## Given exercise
Each entry that follows must be output without any deviation.

=======

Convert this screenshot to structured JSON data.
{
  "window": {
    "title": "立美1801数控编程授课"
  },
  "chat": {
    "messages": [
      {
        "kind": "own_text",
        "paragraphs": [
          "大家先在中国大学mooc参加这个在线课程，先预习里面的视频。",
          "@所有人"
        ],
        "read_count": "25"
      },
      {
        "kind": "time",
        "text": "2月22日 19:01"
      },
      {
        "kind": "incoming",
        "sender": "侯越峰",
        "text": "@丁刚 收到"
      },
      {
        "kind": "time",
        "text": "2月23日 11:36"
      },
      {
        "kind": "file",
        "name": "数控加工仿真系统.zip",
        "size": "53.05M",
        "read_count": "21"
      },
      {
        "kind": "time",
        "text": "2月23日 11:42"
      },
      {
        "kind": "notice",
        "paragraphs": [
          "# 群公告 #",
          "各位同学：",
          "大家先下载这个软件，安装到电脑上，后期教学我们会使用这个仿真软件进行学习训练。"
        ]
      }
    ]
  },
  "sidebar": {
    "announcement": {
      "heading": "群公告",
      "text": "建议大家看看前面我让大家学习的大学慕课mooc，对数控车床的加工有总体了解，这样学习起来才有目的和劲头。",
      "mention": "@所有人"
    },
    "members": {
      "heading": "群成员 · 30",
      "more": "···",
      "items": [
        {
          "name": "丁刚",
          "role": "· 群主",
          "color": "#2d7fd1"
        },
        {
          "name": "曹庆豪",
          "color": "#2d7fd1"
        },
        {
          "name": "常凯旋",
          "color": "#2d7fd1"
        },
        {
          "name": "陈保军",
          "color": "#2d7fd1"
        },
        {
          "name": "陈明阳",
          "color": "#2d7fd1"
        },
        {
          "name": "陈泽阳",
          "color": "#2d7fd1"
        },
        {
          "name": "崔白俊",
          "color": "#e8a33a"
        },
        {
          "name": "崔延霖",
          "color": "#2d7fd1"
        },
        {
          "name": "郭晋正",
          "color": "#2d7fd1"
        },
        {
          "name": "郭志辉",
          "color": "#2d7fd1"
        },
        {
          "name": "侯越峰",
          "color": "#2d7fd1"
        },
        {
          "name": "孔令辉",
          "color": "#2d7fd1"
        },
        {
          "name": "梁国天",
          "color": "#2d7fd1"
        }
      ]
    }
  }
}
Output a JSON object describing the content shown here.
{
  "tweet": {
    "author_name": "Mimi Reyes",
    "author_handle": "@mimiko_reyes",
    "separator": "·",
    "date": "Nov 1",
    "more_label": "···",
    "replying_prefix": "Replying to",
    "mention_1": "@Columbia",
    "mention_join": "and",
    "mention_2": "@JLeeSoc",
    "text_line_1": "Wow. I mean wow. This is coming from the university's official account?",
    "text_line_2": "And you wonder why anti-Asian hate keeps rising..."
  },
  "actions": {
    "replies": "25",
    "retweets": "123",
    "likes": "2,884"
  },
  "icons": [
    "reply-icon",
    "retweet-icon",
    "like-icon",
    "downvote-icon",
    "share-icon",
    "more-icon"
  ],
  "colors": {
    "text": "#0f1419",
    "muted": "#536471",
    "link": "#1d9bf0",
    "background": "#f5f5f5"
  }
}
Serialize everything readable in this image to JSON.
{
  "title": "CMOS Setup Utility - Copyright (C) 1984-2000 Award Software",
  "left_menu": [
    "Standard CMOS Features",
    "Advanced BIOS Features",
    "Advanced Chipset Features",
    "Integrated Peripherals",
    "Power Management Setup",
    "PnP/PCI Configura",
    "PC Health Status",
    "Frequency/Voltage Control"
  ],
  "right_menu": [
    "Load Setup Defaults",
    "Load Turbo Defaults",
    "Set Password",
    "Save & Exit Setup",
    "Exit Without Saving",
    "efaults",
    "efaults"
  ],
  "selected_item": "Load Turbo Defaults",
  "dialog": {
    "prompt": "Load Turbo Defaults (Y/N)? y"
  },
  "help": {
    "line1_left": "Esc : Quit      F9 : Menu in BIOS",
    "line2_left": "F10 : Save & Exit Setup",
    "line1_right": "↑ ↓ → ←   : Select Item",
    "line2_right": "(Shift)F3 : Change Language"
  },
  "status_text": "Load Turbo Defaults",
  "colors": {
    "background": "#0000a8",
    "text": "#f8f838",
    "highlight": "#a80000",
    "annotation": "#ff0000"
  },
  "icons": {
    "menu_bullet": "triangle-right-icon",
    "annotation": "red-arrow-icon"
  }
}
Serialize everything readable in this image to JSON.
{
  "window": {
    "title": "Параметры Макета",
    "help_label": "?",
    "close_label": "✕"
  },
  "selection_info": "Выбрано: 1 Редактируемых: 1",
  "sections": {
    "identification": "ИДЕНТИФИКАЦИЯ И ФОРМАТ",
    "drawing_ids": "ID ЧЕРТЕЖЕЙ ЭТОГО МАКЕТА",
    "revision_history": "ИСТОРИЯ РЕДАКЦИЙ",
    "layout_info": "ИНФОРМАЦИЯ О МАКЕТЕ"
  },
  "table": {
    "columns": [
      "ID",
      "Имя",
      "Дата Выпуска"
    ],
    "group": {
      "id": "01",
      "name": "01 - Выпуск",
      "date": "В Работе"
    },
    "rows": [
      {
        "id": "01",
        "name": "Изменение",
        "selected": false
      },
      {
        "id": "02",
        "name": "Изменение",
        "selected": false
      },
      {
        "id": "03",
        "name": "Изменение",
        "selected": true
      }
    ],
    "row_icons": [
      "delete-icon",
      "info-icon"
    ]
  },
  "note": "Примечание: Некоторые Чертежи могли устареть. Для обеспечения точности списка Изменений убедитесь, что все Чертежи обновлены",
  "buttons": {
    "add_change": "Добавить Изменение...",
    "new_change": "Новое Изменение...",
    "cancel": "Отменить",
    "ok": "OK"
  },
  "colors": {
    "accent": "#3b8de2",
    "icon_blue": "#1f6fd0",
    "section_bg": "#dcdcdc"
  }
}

=======

## Output for this task
Convert this screenshot to structured JSON data.
{
  "window": {
    "title": "立美1801数控编程授课"
  },
  "chat": {
    "messages": [
      {
        "kind": "own_text",
        "paragraphs": [
          "大家先在中国大学mooc参加这个在线课程，先预习里面的视频。",
          "@所有人"
        ],
        "read_count": "25"
      },
      {
        "kind": "time",
        "text": "2月22日 19:01"
      },
      {
        "kind": "incoming",
        "sender": "侯越峰",
        "text": "@丁刚 收到"
      },
      {
        "kind": "time",
        "text": "2月23日 11:36"
      },
      {
        "kind": "file",
        "name": "数控加工仿真系统.zip",
        "size": "53.05M",
        "read_count": "21"
      },
      {
        "kind": "time",
        "text": "2月23日 11:42"
      },
      {
        "kind": "notice",
        "paragraphs": [
          "# 群公告 #",
          "各位同学：",
          "大家先下载这个软件，安装到电脑上，后期教学我们会使用这个仿真软件进行学习训练。"
        ]
      }
    ]
  },
  "sidebar": {
    "announcement": {
      "heading": "群公告",
      "text": "建议大家看看前面我让大家学习的大学慕课mooc，对数控车床的加工有总体了解，这样学习起来才有目的和劲头。",
      "mention": "@所有人"
    },
    "members": {
      "heading": "群成员 · 30",
      "more": "···",
      "items": [
        {
          "name": "丁刚",
          "role": "· 群主",
          "color": "#2d7fd1"
        },
        {
          "name": "曹庆豪",
          "color": "#2d7fd1"
        },
        {
          "name": "常凯旋",
          "color": "#2d7fd1"
        },
        {
          "name": "陈保军",
          "color": "#2d7fd1"
        },
        {
          "name": "陈明阳",
          "color": "#2d7fd1"
        },
        {
          "name": "陈泽阳",
          "color": "#2d7fd1"
        },
        {
          "name": "崔白俊",
          "color": "#e8a33a"
        },
        {
          "name": "崔延霖",
          "color": "#2d7fd1"
        },
        {
          "name": "郭晋正",
          "color": "#2d7fd1"
        },
        {
          "name": "郭志辉",
          "color": "#2d7fd1"
        },
        {
          "name": "侯越峰",
          "color": "#2d7fd1"
        },
        {
          "name": "孔令辉",
          "color": "#2d7fd1"
        },
        {
          "name": "梁国天",
          "color": "#2d7fd1"
        }
      ]
    }
  }
}
Output a JSON object describing the content shown here.
{
  "tweet": {
    "author_name": "Mimi Reyes",
    "author_handle": "@mimiko_reyes",
    "separator": "·",
    "date": "Nov 1",
    "more_label": "···",
    "replying_prefix": "Replying to",
    "mention_1": "@Columbia",
    "mention_join": "and",
    "mention_2": "@JLeeSoc",
    "text_line_1": "Wow. I mean wow. This is coming from the university's official account?",
    "text_line_2": "And you wonder why anti-Asian hate keeps rising..."
  },
  "actions": {
    "replies": "25",
    "retweets": "123",
    "likes": "2,884"
  },
  "icons": [
    "reply-icon",
    "retweet-icon",
    "like-icon",
    "downvote-icon",
    "share-icon",
    "more-icon"
  ],
  "colors": {
    "text": "#0f1419",
    "muted": "#536471",
    "link": "#1d9bf0",
    "background": "#f5f5f5"
  }
}
Serialize everything readable in this image to JSON.
{
  "title": "CMOS Setup Utility - Copyright (C) 1984-2000 Award Software",
  "left_menu": [
    "Standard CMOS Features",
    "Advanced BIOS Features",
    "Advanced Chipset Features",
    "Integrated Peripherals",
    "Power Management Setup",
    "PnP/PCI Configura",
    "PC Health Status",
    "Frequency/Voltage Control"
  ],
  "right_menu": [
    "Load Setup Defaults",
    "Load Turbo Defaults",
    "Set Password",
    "Save & Exit Setup",
    "Exit Without Saving",
    "efaults",
    "efaults"
  ],
  "selected_item": "Load Turbo Defaults",
  "dialog": {
    "prompt": "Load Turbo Defaults (Y/N)? y"
  },
  "help": {
    "line1_left": "Esc : Quit      F9 : Menu in BIOS",
    "line2_left": "F10 : Save & Exit Setup",
    "line1_right": "↑ ↓ → ←   : Select Item",
    "line2_right": "(Shift)F3 : Change Language"
  },
  "status_text": "Load Turbo Defaults",
  "colors": {
    "background": "#0000a8",
    "text": "#f8f838",
    "highlight": "#a80000",
    "annotation": "#ff0000"
  },
  "icons": {
    "menu_bullet": "triangle-right-icon",
    "annotation": "red-arrow-icon"
  }
}
Serialize everything readable in this image to JSON.
{
  "window": {
    "title": "Параметры Макета",
    "help_label": "?",
    "close_label": "✕"
  },
  "selection_info": "Выбрано: 1 Редактируемых: 1",
  "sections": {
    "identification": "ИДЕНТИФИКАЦИЯ И ФОРМАТ",
    "drawing_ids": "ID ЧЕРТЕЖЕЙ ЭТОГО МАКЕТА",
    "revision_history": "ИСТОРИЯ РЕДАКЦИЙ",
    "layout_info": "ИНФОРМАЦИЯ О МАКЕТЕ"
  },
  "table": {
    "columns": [
      "ID",
      "Имя",
      "Дата Выпуска"
    ],
    "group": {
      "id": "01",
      "name": "01 - Выпуск",
      "date": "В Работе"
    },
    "rows": [
      {
        "id": "01",
        "name": "Изменение",
        "selected": false
      },
      {
        "id": "02",
        "name": "Изменение",
        "selected": false
      },
      {
        "id": "03",
        "name": "Изменение",
        "selected": true
      }
    ],
    "row_icons": [
      "delete-icon",
      "info-icon"
    ]
  },
  "note": "Примечание: Некоторые Чертежи могли устареть. Для обеспечения точности списка Изменений убедитесь, что все Чертежи обновлены",
  "buttons": {
    "add_change": "Добавить Изменение...",
    "new_change": "Новое Изменение...",
    "cancel": "Отменить",
    "ok": "OK"
  },
  "colors": {
    "accent": "#3b8de2",
    "icon_blue": "#1f6fd0",
    "section_bg": "#dcdcdc"
  }
}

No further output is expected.